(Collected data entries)
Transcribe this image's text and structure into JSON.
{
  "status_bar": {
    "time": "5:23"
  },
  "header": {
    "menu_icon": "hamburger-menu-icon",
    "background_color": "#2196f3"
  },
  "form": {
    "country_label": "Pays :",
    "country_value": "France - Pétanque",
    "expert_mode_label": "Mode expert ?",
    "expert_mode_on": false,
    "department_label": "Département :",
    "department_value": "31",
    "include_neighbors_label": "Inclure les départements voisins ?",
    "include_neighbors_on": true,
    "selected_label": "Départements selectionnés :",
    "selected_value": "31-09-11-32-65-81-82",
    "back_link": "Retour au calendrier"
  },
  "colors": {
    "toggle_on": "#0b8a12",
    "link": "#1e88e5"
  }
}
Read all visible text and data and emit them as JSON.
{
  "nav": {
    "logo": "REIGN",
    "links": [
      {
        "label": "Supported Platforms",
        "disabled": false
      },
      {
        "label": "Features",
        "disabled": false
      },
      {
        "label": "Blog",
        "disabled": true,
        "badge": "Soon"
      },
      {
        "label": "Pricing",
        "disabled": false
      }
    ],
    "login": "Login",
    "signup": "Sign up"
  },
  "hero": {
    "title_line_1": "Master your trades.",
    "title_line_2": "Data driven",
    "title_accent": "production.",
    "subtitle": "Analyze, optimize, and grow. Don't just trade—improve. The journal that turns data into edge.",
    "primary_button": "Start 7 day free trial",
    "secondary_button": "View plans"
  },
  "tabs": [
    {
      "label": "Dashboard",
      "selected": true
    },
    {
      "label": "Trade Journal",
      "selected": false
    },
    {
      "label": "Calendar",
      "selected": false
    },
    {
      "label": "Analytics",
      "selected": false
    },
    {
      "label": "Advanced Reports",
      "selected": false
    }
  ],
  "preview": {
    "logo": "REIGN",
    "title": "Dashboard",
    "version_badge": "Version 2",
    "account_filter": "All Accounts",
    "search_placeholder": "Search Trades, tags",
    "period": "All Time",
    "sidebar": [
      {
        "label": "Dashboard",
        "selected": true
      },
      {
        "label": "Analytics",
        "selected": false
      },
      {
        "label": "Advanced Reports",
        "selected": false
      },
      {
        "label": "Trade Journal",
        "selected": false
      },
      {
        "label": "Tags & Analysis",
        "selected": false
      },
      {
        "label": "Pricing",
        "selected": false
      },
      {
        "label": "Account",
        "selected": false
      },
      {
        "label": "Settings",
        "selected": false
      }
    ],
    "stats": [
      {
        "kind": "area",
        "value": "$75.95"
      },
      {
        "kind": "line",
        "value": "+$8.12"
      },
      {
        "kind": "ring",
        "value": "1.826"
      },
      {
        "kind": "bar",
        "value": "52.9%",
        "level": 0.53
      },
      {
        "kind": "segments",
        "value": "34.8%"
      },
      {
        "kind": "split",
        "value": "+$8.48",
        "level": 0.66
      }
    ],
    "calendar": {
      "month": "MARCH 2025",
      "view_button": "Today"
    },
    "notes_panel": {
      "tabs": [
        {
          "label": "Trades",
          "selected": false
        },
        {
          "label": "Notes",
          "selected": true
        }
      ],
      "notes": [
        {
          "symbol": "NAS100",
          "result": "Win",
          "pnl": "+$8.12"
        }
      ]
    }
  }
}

## Your goal
Give all the entries again exactly; leave none out.

## Result below
Transcribe this image's text and structure into JSON.
{
  "status_bar": {
    "time": "5:23"
  },
  "header": {
    "menu_icon": "hamburger-menu-icon",
    "background_color": "#2196f3"
  },
  "form": {
    "country_label": "Pays :",
    "country_value": "France - Pétanque",
    "expert_mode_label": "Mode expert ?",
    "expert_mode_on": false,
    "department_label": "Département :",
    "department_value": "31",
    "include_neighbors_label": "Inclure les départements voisins ?",
    "include_neighbors_on": true,
    "selected_label": "Départements selectionnés :",
    "selected_value": "31-09-11-32-65-81-82",
    "back_link": "Retour au calendrier"
  },
  "colors": {
    "toggle_on": "#0b8a12",
    "link": "#1e88e5"
  }
}
Read all visible text and data and emit them as JSON.
{
  "nav": {
    "logo": "REIGN",
    "links": [
      {
        "label": "Supported Platforms",
        "disabled": false
      },
      {
        "label": "Features",
        "disabled": false
      },
      {
        "label": "Blog",
        "disabled": true,
        "badge": "Soon"
      },
      {
        "label": "Pricing",
        "disabled": false
      }
    ],
    "login": "Login",
    "signup": "Sign up"
  },
  "hero": {
    "title_line_1": "Master your trades.",
    "title_line_2": "Data driven",
    "title_accent": "production.",
    "subtitle": "Analyze, optimize, and grow. Don't just trade—improve. The journal that turns data into edge.",
    "primary_button": "Start 7 day free trial",
    "secondary_button": "View plans"
  },
  "tabs": [
    {
      "label": "Dashboard",
      "selected": true
    },
    {
      "label": "Trade Journal",
      "selected": false
    },
    {
      "label": "Calendar",
      "selected": false
    },
    {
      "label": "Analytics",
      "selected": false
    },
    {
      "label": "Advanced Reports",
      "selected": false
    }
  ],
  "preview": {
    "logo": "REIGN",
    "title": "Dashboard",
    "version_badge": "Version 2",
    "account_filter": "All Accounts",
    "search_placeholder": "Search Trades, tags",
    "period": "All Time",
    "sidebar": [
      {
        "label": "Dashboard",
        "selected": true
      },
      {
        "label": "Analytics",
        "selected": false
      },
      {
        "label": "Advanced Reports",
        "selected": false
      },
      {
        "label": "Trade Journal",
        "selected": false
      },
      {
        "label": "Tags & Analysis",
        "selected": false
      },
      {
        "label": "Pricing",
        "selected": false
      },
      {
        "label": "Account",
        "selected": false
      },
      {
        "label": "Settings",
        "selected": false
      }
    ],
    "stats": [
      {
        "kind": "area",
        "value": "$75.95"
      },
      {
        "kind": "line",
        "value": "+$8.12"
      },
      {
        "kind": "ring",
        "value": "1.826"
      },
      {
        "kind": "bar",
        "value": "52.9%",
        "level": 0.53
      },
      {
        "kind": "segments",
        "value": "34.8%"
      },
      {
        "kind": "split",
        "value": "+$8.48",
        "level": 0.66
      }
    ],
    "calendar": {
      "month": "MARCH 2025",
      "view_button": "Today"
    },
    "notes_panel": {
      "tabs": [
        {
          "label": "Trades",
          "selected": false
        },
        {
          "label": "Notes",
          "selected": true
        }
      ],
      "notes": [
        {
          "symbol": "NAS100",
          "result": "Win",
          "pnl": "+$8.12"
        }
      ]
    }
  }
}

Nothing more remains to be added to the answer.